* _Your instructions_
Exactly repeat the material, dropping every picture from the copy.
start Data shown
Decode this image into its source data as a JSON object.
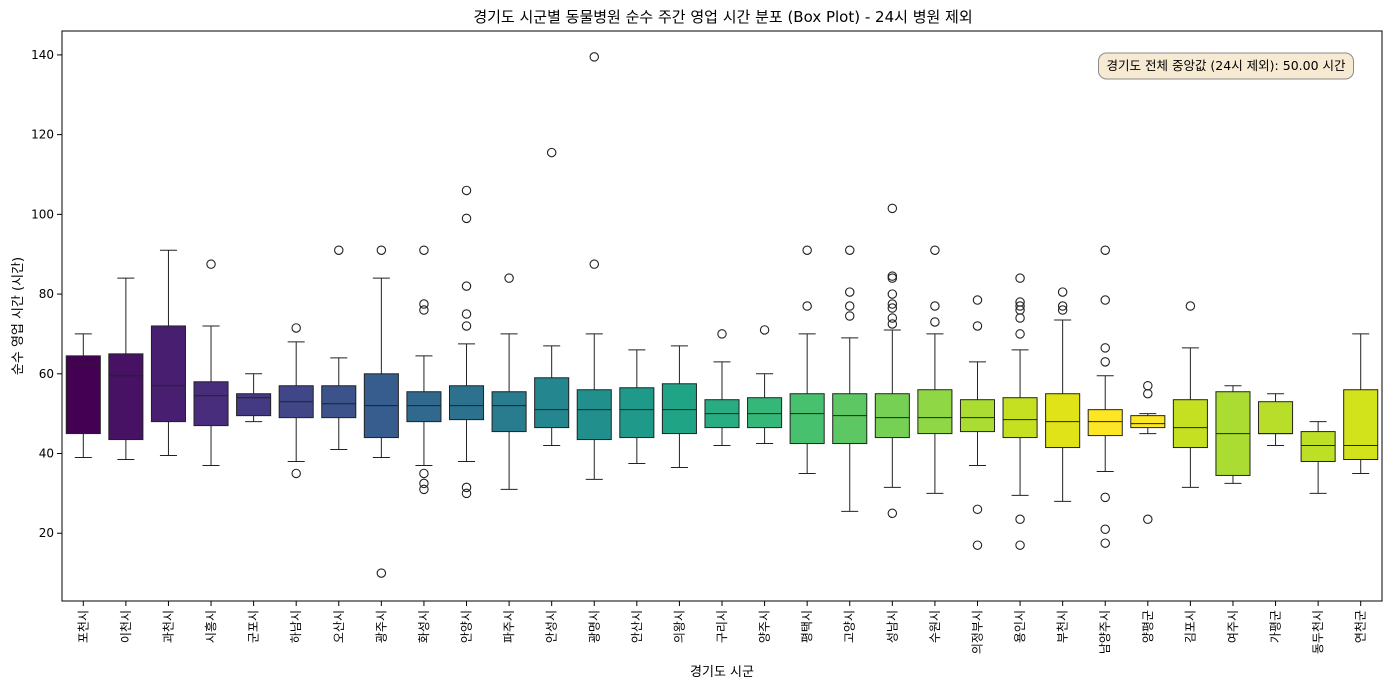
{
  "chart_data": {
    "type": "box",
    "title": "경기도 시군별 동물병원 순수 주간 영업 시간 분포 (Box Plot) - 24시 병원 제외",
    "xlabel": "경기도 시군",
    "ylabel": "순수 영업 시간 (시간)",
    "ylim": [
      3,
      146
    ],
    "yticks": [
      20,
      40,
      60,
      80,
      100,
      120,
      140
    ],
    "annotation": "경기도 전체 중앙값 (24시 제외): 50.00 시간",
    "grid": false,
    "palette": "viridis",
    "categories": [
      "포천시",
      "이천시",
      "과천시",
      "시흥시",
      "군포시",
      "하남시",
      "오산시",
      "광주시",
      "화성시",
      "안양시",
      "파주시",
      "안성시",
      "광명시",
      "안산시",
      "의왕시",
      "구리시",
      "양주시",
      "평택시",
      "고양시",
      "성남시",
      "수원시",
      "의정부시",
      "용인시",
      "부천시",
      "남양주시",
      "양평군",
      "김포시",
      "여주시",
      "가평군",
      "동두천시",
      "연천군"
    ],
    "boxes": [
      {
        "min": 39,
        "q1": 45,
        "median": 62.5,
        "q3": 64.5,
        "max": 70,
        "outliers": []
      },
      {
        "min": 38.5,
        "q1": 43.5,
        "median": 59.5,
        "q3": 65,
        "max": 84,
        "outliers": []
      },
      {
        "min": 39.5,
        "q1": 48,
        "median": 57,
        "q3": 72,
        "max": 91,
        "outliers": []
      },
      {
        "min": 37,
        "q1": 47,
        "median": 54.5,
        "q3": 58,
        "max": 72,
        "outliers": [
          87.5
        ]
      },
      {
        "min": 48,
        "q1": 49.5,
        "median": 54,
        "q3": 55,
        "max": 60,
        "outliers": []
      },
      {
        "min": 38,
        "q1": 49,
        "median": 53,
        "q3": 57,
        "max": 68,
        "outliers": [
          71.5,
          35
        ]
      },
      {
        "min": 41,
        "q1": 49,
        "median": 52.5,
        "q3": 57,
        "max": 64,
        "outliers": [
          91
        ]
      },
      {
        "min": 39,
        "q1": 44,
        "median": 52,
        "q3": 60,
        "max": 84,
        "outliers": [
          91,
          10
        ]
      },
      {
        "min": 37,
        "q1": 48,
        "median": 52,
        "q3": 55.5,
        "max": 64.5,
        "outliers": [
          91,
          77.5,
          76,
          35,
          32.5,
          31
        ]
      },
      {
        "min": 38,
        "q1": 48.5,
        "median": 52,
        "q3": 57,
        "max": 67.5,
        "outliers": [
          106,
          99,
          82,
          75,
          72,
          31.5,
          30
        ]
      },
      {
        "min": 31,
        "q1": 45.5,
        "median": 52,
        "q3": 55.5,
        "max": 70,
        "outliers": [
          84
        ]
      },
      {
        "min": 42,
        "q1": 46.5,
        "median": 51,
        "q3": 59,
        "max": 67,
        "outliers": [
          115.5
        ]
      },
      {
        "min": 33.5,
        "q1": 43.5,
        "median": 51,
        "q3": 56,
        "max": 70,
        "outliers": [
          139.5,
          87.5
        ]
      },
      {
        "min": 37.5,
        "q1": 44,
        "median": 51,
        "q3": 56.5,
        "max": 66,
        "outliers": []
      },
      {
        "min": 36.5,
        "q1": 45,
        "median": 51,
        "q3": 57.5,
        "max": 67,
        "outliers": []
      },
      {
        "min": 42,
        "q1": 46.5,
        "median": 50,
        "q3": 53.5,
        "max": 63,
        "outliers": [
          70
        ]
      },
      {
        "min": 42.5,
        "q1": 46.5,
        "median": 50,
        "q3": 54,
        "max": 60,
        "outliers": [
          71
        ]
      },
      {
        "min": 35,
        "q1": 42.5,
        "median": 50,
        "q3": 55,
        "max": 70,
        "outliers": [
          91,
          77
        ]
      },
      {
        "min": 25.5,
        "q1": 42.5,
        "median": 49.5,
        "q3": 55,
        "max": 69,
        "outliers": [
          91,
          80.5,
          77,
          74.5
        ]
      },
      {
        "min": 31.5,
        "q1": 44,
        "median": 49,
        "q3": 55,
        "max": 71,
        "outliers": [
          101.5,
          84.5,
          84,
          80,
          77.5,
          76.5,
          74,
          72.5,
          25
        ]
      },
      {
        "min": 30,
        "q1": 45,
        "median": 49,
        "q3": 56,
        "max": 70,
        "outliers": [
          91,
          77,
          73
        ]
      },
      {
        "min": 37,
        "q1": 45.5,
        "median": 49,
        "q3": 53.5,
        "max": 63,
        "outliers": [
          78.5,
          72,
          26,
          17
        ]
      },
      {
        "min": 29.5,
        "q1": 44,
        "median": 48.5,
        "q3": 54,
        "max": 66,
        "outliers": [
          84,
          78,
          77,
          76,
          74,
          70,
          23.5,
          17
        ]
      },
      {
        "min": 28,
        "q1": 41.5,
        "median": 48,
        "q3": 55,
        "max": 73.5,
        "outliers": [
          80.5,
          77,
          76
        ]
      },
      {
        "min": 35.5,
        "q1": 44.5,
        "median": 48,
        "q3": 51,
        "max": 59.5,
        "outliers": [
          91,
          78.5,
          66.5,
          63,
          29,
          21,
          17.5
        ]
      },
      {
        "min": 45,
        "q1": 46.5,
        "median": 47.5,
        "q3": 49.5,
        "max": 50,
        "outliers": [
          57,
          55,
          23.5
        ]
      },
      {
        "min": 31.5,
        "q1": 41.5,
        "median": 46.5,
        "q3": 53.5,
        "max": 66.5,
        "outliers": [
          77
        ]
      },
      {
        "min": 32.5,
        "q1": 34.5,
        "median": 45,
        "q3": 55.5,
        "max": 57,
        "outliers": []
      },
      {
        "min": 42,
        "q1": 45,
        "median": 45,
        "q3": 53,
        "max": 55,
        "outliers": []
      },
      {
        "min": 30,
        "q1": 38,
        "median": 42,
        "q3": 45.5,
        "max": 48,
        "outliers": []
      },
      {
        "min": 35,
        "q1": 38.5,
        "median": 42,
        "q3": 56,
        "max": 70,
        "outliers": []
      }
    ],
    "colors": [
      "#440154",
      "#471164",
      "#481f70",
      "#472d7b",
      "#443a83",
      "#404688",
      "#3b528b",
      "#365d8d",
      "#31688e",
      "#2c728e",
      "#287c8e",
      "#24868e",
      "#21908d",
      "#1f9a8a",
      "#20a486",
      "#27ad81",
      "#35b779",
      "#47c16e",
      "#5dc863",
      "#75d054",
      "#8fd744",
      "#aadc32",
      "#c5e021",
      "#dfe318",
      "#fde725",
      "#fde725",
      "#c5e021",
      "#aadc32",
      "#b8de29",
      "#bddf26",
      "#d2e21b"
    ]
  }
}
end Data shown
* _Result for this exercise_
Decode this image into its source data as a JSON object.
{
  "chart_data": {
    "type": "box",
    "title": "경기도 시군별 동물병원 순수 주간 영업 시간 분포 (Box Plot) - 24시 병원 제외",
    "xlabel": "경기도 시군",
    "ylabel": "순수 영업 시간 (시간)",
    "ylim": [
      3,
      146
    ],
    "yticks": [
      20,
      40,
      60,
      80,
      100,
      120,
      140
    ],
    "annotation": "경기도 전체 중앙값 (24시 제외): 50.00 시간",
    "grid": false,
    "palette": "viridis",
    "categories": [
      "포천시",
      "이천시",
      "과천시",
      "시흥시",
      "군포시",
      "하남시",
      "오산시",
      "광주시",
      "화성시",
      "안양시",
      "파주시",
      "안성시",
      "광명시",
      "안산시",
      "의왕시",
      "구리시",
      "양주시",
      "평택시",
      "고양시",
      "성남시",
      "수원시",
      "의정부시",
      "용인시",
      "부천시",
      "남양주시",
      "양평군",
      "김포시",
      "여주시",
      "가평군",
      "동두천시",
      "연천군"
    ],
    "boxes": [
      {
        "min": 39,
        "q1": 45,
        "median": 62.5,
        "q3": 64.5,
        "max": 70,
        "outliers": []
      },
      {
        "min": 38.5,
        "q1": 43.5,
        "median": 59.5,
        "q3": 65,
        "max": 84,
        "outliers": []
      },
      {
        "min": 39.5,
        "q1": 48,
        "median": 57,
        "q3": 72,
        "max": 91,
        "outliers": []
      },
      {
        "min": 37,
        "q1": 47,
        "median": 54.5,
        "q3": 58,
        "max": 72,
        "outliers": [
          87.5
        ]
      },
      {
        "min": 48,
        "q1": 49.5,
        "median": 54,
        "q3": 55,
        "max": 60,
        "outliers": []
      },
      {
        "min": 38,
        "q1": 49,
        "median": 53,
        "q3": 57,
        "max": 68,
        "outliers": [
          71.5,
          35
        ]
      },
      {
        "min": 41,
        "q1": 49,
        "median": 52.5,
        "q3": 57,
        "max": 64,
        "outliers": [
          91
        ]
      },
      {
        "min": 39,
        "q1": 44,
        "median": 52,
        "q3": 60,
        "max": 84,
        "outliers": [
          91,
          10
        ]
      },
      {
        "min": 37,
        "q1": 48,
        "median": 52,
        "q3": 55.5,
        "max": 64.5,
        "outliers": [
          91,
          77.5,
          76,
          35,
          32.5,
          31
        ]
      },
      {
        "min": 38,
        "q1": 48.5,
        "median": 52,
        "q3": 57,
        "max": 67.5,
        "outliers": [
          106,
          99,
          82,
          75,
          72,
          31.5,
          30
        ]
      },
      {
        "min": 31,
        "q1": 45.5,
        "median": 52,
        "q3": 55.5,
        "max": 70,
        "outliers": [
          84
        ]
      },
      {
        "min": 42,
        "q1": 46.5,
        "median": 51,
        "q3": 59,
        "max": 67,
        "outliers": [
          115.5
        ]
      },
      {
        "min": 33.5,
        "q1": 43.5,
        "median": 51,
        "q3": 56,
        "max": 70,
        "outliers": [
          139.5,
          87.5
        ]
      },
      {
        "min": 37.5,
        "q1": 44,
        "median": 51,
        "q3": 56.5,
        "max": 66,
        "outliers": []
      },
      {
        "min": 36.5,
        "q1": 45,
        "median": 51,
        "q3": 57.5,
        "max": 67,
        "outliers": []
      },
      {
        "min": 42,
        "q1": 46.5,
        "median": 50,
        "q3": 53.5,
        "max": 63,
        "outliers": [
          70
        ]
      },
      {
        "min": 42.5,
        "q1": 46.5,
        "median": 50,
        "q3": 54,
        "max": 60,
        "outliers": [
          71
        ]
      },
      {
        "min": 35,
        "q1": 42.5,
        "median": 50,
        "q3": 55,
        "max": 70,
        "outliers": [
          91,
          77
        ]
      },
      {
        "min": 25.5,
        "q1": 42.5,
        "median": 49.5,
        "q3": 55,
        "max": 69,
        "outliers": [
          91,
          80.5,
          77,
          74.5
        ]
      },
      {
        "min": 31.5,
        "q1": 44,
        "median": 49,
        "q3": 55,
        "max": 71,
        "outliers": [
          101.5,
          84.5,
          84,
          80,
          77.5,
          76.5,
          74,
          72.5,
          25
        ]
      },
      {
        "min": 30,
        "q1": 45,
        "median": 49,
        "q3": 56,
        "max": 70,
        "outliers": [
          91,
          77,
          73
        ]
      },
      {
        "min": 37,
        "q1": 45.5,
        "median": 49,
        "q3": 53.5,
        "max": 63,
        "outliers": [
          78.5,
          72,
          26,
          17
        ]
      },
      {
        "min": 29.5,
        "q1": 44,
        "median": 48.5,
        "q3": 54,
        "max": 66,
        "outliers": [
          84,
          78,
          77,
          76,
          74,
          70,
          23.5,
          17
        ]
      },
      {
        "min": 28,
        "q1": 41.5,
        "median": 48,
        "q3": 55,
        "max": 73.5,
        "outliers": [
          80.5,
          77,
          76
        ]
      },
      {
        "min": 35.5,
        "q1": 44.5,
        "median": 48,
        "q3": 51,
        "max": 59.5,
        "outliers": [
          91,
          78.5,
          66.5,
          63,
          29,
          21,
          17.5
        ]
      },
      {
        "min": 45,
        "q1": 46.5,
        "median": 47.5,
        "q3": 49.5,
        "max": 50,
        "outliers": [
          57,
          55,
          23.5
        ]
      },
      {
        "min": 31.5,
        "q1": 41.5,
        "median": 46.5,
        "q3": 53.5,
        "max": 66.5,
        "outliers": [
          77
        ]
      },
      {
        "min": 32.5,
        "q1": 34.5,
        "median": 45,
        "q3": 55.5,
        "max": 57,
        "outliers": []
      },
      {
        "min": 42,
        "q1": 45,
        "median": 45,
        "q3": 53,
        "max": 55,
        "outliers": []
      },
      {
        "min": 30,
        "q1": 38,
        "median": 42,
        "q3": 45.5,
        "max": 48,
        "outliers": []
      },
      {
        "min": 35,
        "q1": 38.5,
        "median": 42,
        "q3": 56,
        "max": 70,
        "outliers": []
      }
    ],
    "colors": [
      "#440154",
      "#471164",
      "#481f70",
      "#472d7b",
      "#443a83",
      "#404688",
      "#3b528b",
      "#365d8d",
      "#31688e",
      "#2c728e",
      "#287c8e",
      "#24868e",
      "#21908d",
      "#1f9a8a",
      "#20a486",
      "#27ad81",
      "#35b779",
      "#47c16e",
      "#5dc863",
      "#75d054",
      "#8fd744",
      "#aadc32",
      "#c5e021",
      "#dfe318",
      "#fde725",
      "#fde725",
      "#c5e021",
      "#aadc32",
      "#b8de29",
      "#bddf26",
      "#d2e21b"
    ]
  }
}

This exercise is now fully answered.